----- Given data -----

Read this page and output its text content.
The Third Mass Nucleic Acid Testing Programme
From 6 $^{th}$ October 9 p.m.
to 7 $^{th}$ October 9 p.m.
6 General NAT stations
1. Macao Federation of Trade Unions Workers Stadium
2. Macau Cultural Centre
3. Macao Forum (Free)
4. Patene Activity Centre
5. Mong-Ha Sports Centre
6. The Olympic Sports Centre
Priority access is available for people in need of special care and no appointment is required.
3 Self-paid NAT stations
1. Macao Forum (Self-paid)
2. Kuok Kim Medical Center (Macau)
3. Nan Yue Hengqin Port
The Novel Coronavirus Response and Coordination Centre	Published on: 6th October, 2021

-----

[Exercise instructions]
A faithful copy of every record is required; output it in full.

[Answer to the exercise]
Read this page and output its text content.
The Third Mass Nucleic Acid Testing Programme
From 6 $^{th}$ October 9 p.m.
to 7 $^{th}$ October 9 p.m.
6 General NAT stations
1. Macao Federation of Trade Unions Workers Stadium
2. Macau Cultural Centre
3. Macao Forum (Free)
4. Patene Activity Centre
5. Mong-Ha Sports Centre
6. The Olympic Sports Centre
Priority access is available for people in need of special care and no appointment is required.
3 Self-paid NAT stations
1. Macao Forum (Self-paid)
2. Kuok Kim Medical Center (Macau)
3. Nan Yue Hengqin Port
The Novel Coronavirus Response and Coordination Centre	Published on: 6th October, 2021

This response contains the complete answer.